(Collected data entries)
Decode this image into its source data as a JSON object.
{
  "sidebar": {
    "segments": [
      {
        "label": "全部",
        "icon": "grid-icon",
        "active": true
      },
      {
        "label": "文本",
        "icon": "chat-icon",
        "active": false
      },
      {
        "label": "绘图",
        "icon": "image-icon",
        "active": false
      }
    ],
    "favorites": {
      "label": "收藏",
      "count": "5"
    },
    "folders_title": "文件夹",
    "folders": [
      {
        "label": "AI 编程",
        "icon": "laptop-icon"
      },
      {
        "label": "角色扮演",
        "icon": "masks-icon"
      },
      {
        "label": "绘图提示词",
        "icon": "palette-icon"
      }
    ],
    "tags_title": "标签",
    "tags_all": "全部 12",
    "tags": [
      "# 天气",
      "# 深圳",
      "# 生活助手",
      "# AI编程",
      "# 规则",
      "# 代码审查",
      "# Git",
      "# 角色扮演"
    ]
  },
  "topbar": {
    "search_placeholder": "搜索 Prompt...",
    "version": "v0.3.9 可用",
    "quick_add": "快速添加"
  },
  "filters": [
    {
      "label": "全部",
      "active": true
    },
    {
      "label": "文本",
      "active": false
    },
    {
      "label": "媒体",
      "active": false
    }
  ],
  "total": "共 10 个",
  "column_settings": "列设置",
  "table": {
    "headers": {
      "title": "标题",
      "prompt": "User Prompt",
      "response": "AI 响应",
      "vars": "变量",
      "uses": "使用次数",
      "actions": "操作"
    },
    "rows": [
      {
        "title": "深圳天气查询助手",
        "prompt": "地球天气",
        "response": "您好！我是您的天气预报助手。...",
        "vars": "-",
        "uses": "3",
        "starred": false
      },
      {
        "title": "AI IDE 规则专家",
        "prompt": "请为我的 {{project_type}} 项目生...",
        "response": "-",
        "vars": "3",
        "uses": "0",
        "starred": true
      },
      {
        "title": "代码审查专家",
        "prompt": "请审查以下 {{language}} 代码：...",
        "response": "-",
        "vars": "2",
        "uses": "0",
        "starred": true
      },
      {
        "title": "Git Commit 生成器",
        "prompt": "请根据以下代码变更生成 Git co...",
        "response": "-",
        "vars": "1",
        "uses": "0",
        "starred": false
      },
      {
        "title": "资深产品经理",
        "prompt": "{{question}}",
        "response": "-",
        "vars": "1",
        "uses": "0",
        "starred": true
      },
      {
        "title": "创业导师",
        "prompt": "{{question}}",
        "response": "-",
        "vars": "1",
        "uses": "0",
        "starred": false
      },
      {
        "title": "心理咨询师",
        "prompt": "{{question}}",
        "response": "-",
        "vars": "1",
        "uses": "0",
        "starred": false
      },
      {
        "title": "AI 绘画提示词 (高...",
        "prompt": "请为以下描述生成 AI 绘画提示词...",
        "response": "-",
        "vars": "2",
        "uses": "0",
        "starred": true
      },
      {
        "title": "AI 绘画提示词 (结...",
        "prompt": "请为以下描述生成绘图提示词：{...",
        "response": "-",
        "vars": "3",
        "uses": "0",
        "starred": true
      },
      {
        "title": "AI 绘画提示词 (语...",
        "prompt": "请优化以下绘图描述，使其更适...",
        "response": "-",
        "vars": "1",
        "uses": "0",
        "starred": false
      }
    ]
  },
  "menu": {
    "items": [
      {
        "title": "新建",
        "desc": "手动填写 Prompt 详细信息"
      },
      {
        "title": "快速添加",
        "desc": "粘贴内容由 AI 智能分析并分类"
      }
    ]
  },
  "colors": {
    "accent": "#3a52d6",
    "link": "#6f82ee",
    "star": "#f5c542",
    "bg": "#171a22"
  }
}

* [Written task]:
Reproduce each line of the entries in which the word "icon" is found.

* [Finished answer]:
        "icon": "grid-icon",
        "icon": "chat-icon",
        "icon": "image-icon",
        "icon": "laptop-icon"
        "icon": "masks-icon"
        "icon": "palette-icon"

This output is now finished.